** START ITEMS **

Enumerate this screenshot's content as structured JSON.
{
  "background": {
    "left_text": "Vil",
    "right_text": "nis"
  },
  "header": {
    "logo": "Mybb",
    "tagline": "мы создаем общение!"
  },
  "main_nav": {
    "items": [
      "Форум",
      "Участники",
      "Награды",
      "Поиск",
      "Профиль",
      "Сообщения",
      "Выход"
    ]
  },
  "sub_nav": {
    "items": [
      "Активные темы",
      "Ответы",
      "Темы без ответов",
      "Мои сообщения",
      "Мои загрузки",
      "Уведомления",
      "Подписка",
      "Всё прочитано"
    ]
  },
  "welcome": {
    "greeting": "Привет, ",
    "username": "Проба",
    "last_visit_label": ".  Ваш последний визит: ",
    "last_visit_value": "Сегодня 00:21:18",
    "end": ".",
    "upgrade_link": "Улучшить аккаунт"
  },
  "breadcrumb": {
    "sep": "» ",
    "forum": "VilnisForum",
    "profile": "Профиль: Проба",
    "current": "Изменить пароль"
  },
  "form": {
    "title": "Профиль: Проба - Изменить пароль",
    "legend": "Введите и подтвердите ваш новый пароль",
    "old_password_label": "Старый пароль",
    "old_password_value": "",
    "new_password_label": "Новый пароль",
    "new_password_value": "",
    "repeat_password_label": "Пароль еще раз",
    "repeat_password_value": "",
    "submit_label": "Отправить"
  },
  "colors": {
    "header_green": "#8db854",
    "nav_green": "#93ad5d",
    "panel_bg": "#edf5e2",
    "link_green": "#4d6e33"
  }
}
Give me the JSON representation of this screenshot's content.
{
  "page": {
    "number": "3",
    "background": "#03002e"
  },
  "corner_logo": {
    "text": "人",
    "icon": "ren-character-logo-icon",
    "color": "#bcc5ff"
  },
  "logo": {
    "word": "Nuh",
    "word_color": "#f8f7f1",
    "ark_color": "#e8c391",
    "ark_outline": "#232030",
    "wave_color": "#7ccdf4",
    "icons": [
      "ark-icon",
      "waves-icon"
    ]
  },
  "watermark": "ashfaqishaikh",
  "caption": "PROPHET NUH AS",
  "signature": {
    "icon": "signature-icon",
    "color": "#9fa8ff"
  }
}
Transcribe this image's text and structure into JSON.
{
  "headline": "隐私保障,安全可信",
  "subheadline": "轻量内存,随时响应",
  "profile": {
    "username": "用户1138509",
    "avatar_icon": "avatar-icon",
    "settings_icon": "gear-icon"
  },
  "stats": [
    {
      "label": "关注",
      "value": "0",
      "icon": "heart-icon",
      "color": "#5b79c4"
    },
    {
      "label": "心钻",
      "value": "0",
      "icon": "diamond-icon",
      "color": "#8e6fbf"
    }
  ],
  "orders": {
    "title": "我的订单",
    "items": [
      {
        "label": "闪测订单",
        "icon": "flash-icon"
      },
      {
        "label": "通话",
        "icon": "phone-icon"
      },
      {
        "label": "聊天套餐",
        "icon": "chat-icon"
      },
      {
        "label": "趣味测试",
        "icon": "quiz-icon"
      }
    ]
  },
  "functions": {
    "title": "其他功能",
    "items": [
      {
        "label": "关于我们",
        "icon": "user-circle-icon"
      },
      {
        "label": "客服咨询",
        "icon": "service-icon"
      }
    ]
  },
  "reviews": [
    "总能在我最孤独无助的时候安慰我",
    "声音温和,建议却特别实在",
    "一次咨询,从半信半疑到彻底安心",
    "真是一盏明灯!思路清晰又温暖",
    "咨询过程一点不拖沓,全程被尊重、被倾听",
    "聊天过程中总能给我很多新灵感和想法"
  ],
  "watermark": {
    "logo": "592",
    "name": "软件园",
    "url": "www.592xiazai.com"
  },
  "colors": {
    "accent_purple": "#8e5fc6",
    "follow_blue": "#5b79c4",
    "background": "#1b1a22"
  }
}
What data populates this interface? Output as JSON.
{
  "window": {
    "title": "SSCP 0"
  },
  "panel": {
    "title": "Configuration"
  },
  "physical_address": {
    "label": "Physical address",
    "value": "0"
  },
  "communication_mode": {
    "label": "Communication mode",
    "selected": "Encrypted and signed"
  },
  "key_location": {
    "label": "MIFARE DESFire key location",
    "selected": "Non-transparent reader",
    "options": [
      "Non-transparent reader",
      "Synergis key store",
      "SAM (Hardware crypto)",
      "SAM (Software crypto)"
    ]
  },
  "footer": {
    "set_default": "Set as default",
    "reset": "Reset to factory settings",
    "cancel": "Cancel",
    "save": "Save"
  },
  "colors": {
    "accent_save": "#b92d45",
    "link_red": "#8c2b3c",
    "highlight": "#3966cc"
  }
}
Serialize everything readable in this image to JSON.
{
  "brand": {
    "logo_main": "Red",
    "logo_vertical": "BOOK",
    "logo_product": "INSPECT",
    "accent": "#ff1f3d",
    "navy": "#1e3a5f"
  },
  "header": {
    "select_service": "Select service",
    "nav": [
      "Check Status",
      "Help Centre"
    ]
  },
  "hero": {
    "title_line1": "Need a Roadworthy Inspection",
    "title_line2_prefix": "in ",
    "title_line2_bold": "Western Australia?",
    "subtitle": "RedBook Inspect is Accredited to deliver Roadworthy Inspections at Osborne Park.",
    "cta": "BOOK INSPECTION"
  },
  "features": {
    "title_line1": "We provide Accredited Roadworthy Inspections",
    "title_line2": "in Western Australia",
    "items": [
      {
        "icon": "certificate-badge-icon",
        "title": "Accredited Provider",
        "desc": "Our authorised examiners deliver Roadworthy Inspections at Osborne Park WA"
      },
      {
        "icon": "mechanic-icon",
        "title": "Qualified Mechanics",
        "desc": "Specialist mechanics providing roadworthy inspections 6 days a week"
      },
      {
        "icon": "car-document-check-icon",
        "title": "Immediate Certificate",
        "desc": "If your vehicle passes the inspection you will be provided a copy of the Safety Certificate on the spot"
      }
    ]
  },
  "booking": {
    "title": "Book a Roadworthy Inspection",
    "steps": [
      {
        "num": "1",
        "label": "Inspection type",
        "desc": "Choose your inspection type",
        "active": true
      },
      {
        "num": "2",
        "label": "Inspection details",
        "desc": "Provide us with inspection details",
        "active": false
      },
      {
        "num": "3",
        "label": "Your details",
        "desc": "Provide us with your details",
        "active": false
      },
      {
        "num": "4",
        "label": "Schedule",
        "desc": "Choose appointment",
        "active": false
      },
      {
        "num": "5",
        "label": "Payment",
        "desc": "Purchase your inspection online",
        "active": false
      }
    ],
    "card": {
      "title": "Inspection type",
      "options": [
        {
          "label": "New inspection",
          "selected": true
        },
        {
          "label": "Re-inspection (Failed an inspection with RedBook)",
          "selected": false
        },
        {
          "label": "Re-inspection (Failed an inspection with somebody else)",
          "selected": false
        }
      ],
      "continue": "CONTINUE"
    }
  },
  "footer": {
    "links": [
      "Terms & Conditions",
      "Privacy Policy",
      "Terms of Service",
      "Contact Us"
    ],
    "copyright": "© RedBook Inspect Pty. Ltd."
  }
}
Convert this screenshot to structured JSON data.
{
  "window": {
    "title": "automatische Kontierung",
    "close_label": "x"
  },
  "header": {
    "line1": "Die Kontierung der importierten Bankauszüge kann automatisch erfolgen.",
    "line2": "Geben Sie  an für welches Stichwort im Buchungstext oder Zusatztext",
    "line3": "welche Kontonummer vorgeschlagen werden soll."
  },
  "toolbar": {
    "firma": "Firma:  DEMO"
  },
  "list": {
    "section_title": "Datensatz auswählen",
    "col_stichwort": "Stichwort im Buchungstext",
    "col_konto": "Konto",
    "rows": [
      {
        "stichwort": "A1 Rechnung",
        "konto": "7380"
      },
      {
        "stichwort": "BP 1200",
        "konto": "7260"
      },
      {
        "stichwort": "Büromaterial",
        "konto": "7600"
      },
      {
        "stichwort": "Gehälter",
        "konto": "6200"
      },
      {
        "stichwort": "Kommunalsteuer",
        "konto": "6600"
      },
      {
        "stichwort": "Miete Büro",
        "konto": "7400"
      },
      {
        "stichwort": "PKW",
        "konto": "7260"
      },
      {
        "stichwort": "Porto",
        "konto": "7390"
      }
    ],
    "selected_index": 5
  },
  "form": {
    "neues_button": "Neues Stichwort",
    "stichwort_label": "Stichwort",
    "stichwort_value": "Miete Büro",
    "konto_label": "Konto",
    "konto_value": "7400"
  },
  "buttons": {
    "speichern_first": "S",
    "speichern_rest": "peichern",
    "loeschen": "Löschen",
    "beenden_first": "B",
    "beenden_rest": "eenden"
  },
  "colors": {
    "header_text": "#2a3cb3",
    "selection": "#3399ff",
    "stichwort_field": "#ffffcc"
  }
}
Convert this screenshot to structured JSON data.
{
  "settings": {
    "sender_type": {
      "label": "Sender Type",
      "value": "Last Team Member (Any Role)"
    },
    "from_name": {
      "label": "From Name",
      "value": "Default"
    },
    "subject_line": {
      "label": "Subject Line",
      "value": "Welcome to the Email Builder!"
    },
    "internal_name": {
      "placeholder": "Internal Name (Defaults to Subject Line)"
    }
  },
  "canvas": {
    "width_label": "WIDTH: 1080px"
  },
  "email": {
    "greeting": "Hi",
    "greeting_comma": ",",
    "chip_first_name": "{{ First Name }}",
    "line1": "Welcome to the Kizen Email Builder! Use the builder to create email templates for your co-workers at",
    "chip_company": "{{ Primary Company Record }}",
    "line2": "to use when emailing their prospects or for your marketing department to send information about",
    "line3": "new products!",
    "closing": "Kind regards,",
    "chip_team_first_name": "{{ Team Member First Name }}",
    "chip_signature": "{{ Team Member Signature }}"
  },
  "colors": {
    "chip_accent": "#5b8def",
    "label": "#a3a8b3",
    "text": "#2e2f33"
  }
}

** END ITEMS **

__EXERCISE INSTRUCTIONS__.
Return, from the data, each line that has the word "this" in it.

__WRITTEN SOLUTION__.
Enumerate this screenshot's content as structured JSON.
Give me the JSON representation of this screenshot's content.
Transcribe this image's text and structure into JSON.
What data populates this interface? Output as JSON.
Serialize everything readable in this image to JSON.
Convert this screenshot to structured JSON data.
Convert this screenshot to structured JSON data.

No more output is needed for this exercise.